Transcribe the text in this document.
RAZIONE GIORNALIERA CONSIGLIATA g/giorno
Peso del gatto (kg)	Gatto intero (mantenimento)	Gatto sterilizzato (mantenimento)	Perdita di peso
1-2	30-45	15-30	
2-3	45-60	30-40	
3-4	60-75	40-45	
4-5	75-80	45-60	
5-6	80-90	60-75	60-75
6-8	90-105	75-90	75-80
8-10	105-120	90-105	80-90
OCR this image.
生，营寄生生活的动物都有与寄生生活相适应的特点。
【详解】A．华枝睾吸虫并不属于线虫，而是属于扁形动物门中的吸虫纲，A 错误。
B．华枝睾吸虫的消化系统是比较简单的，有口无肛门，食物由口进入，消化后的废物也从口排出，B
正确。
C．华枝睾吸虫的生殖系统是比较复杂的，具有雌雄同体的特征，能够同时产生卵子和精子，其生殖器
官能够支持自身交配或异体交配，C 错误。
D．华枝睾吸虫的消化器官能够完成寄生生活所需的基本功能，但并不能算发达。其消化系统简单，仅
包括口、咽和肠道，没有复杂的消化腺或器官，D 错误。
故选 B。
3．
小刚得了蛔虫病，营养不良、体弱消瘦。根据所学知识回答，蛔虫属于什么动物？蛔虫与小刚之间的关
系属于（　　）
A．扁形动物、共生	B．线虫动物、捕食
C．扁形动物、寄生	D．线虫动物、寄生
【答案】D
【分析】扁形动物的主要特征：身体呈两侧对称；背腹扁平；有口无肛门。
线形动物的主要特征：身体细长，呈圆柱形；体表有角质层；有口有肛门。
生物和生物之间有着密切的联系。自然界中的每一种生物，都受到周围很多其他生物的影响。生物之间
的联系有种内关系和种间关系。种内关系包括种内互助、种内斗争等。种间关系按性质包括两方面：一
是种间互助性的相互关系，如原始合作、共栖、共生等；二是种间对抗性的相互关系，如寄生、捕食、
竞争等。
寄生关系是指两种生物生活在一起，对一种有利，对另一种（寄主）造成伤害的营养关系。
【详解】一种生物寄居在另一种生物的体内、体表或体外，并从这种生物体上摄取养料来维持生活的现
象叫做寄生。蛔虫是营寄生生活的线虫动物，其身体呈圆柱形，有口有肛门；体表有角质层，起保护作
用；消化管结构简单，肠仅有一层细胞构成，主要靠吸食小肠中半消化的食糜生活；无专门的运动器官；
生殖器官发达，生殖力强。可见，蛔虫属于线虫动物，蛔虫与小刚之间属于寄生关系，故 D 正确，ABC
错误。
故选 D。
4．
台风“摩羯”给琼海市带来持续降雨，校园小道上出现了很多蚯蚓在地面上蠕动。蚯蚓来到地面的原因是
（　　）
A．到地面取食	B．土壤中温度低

##############################

## [Stated problem]
Retype nothing except the lines from the line holding "OCR this image." through the last line of the entries, both included.

## [Response to the exercise]
OCR this image.
生，营寄生生活的动物都有与寄生生活相适应的特点。
【详解】A．华枝睾吸虫并不属于线虫，而是属于扁形动物门中的吸虫纲，A 错误。
B．华枝睾吸虫的消化系统是比较简单的，有口无肛门，食物由口进入，消化后的废物也从口排出，B
正确。
C．华枝睾吸虫的生殖系统是比较复杂的，具有雌雄同体的特征，能够同时产生卵子和精子，其生殖器
官能够支持自身交配或异体交配，C 错误。
D．华枝睾吸虫的消化器官能够完成寄生生活所需的基本功能，但并不能算发达。其消化系统简单，仅
包括口、咽和肠道，没有复杂的消化腺或器官，D 错误。
故选 B。
3．
小刚得了蛔虫病，营养不良、体弱消瘦。根据所学知识回答，蛔虫属于什么动物？蛔虫与小刚之间的关
系属于（　　）
A．扁形动物、共生	B．线虫动物、捕食
C．扁形动物、寄生	D．线虫动物、寄生
【答案】D
【分析】扁形动物的主要特征：身体呈两侧对称；背腹扁平；有口无肛门。
线形动物的主要特征：身体细长，呈圆柱形；体表有角质层；有口有肛门。
生物和生物之间有着密切的联系。自然界中的每一种生物，都受到周围很多其他生物的影响。生物之间
的联系有种内关系和种间关系。种内关系包括种内互助、种内斗争等。种间关系按性质包括两方面：一
是种间互助性的相互关系，如原始合作、共栖、共生等；二是种间对抗性的相互关系，如寄生、捕食、
竞争等。
寄生关系是指两种生物生活在一起，对一种有利，对另一种（寄主）造成伤害的营养关系。
【详解】一种生物寄居在另一种生物的体内、体表或体外，并从这种生物体上摄取养料来维持生活的现
象叫做寄生。蛔虫是营寄生生活的线虫动物，其身体呈圆柱形，有口有肛门；体表有角质层，起保护作
用；消化管结构简单，肠仅有一层细胞构成，主要靠吸食小肠中半消化的食糜生活；无专门的运动器官；
生殖器官发达，生殖力强。可见，蛔虫属于线虫动物，蛔虫与小刚之间属于寄生关系，故 D 正确，ABC
错误。
故选 D。
4．
台风“摩羯”给琼海市带来持续降雨，校园小道上出现了很多蚯蚓在地面上蠕动。蚯蚓来到地面的原因是
（　　）
A．到地面取食	B．土壤中温度低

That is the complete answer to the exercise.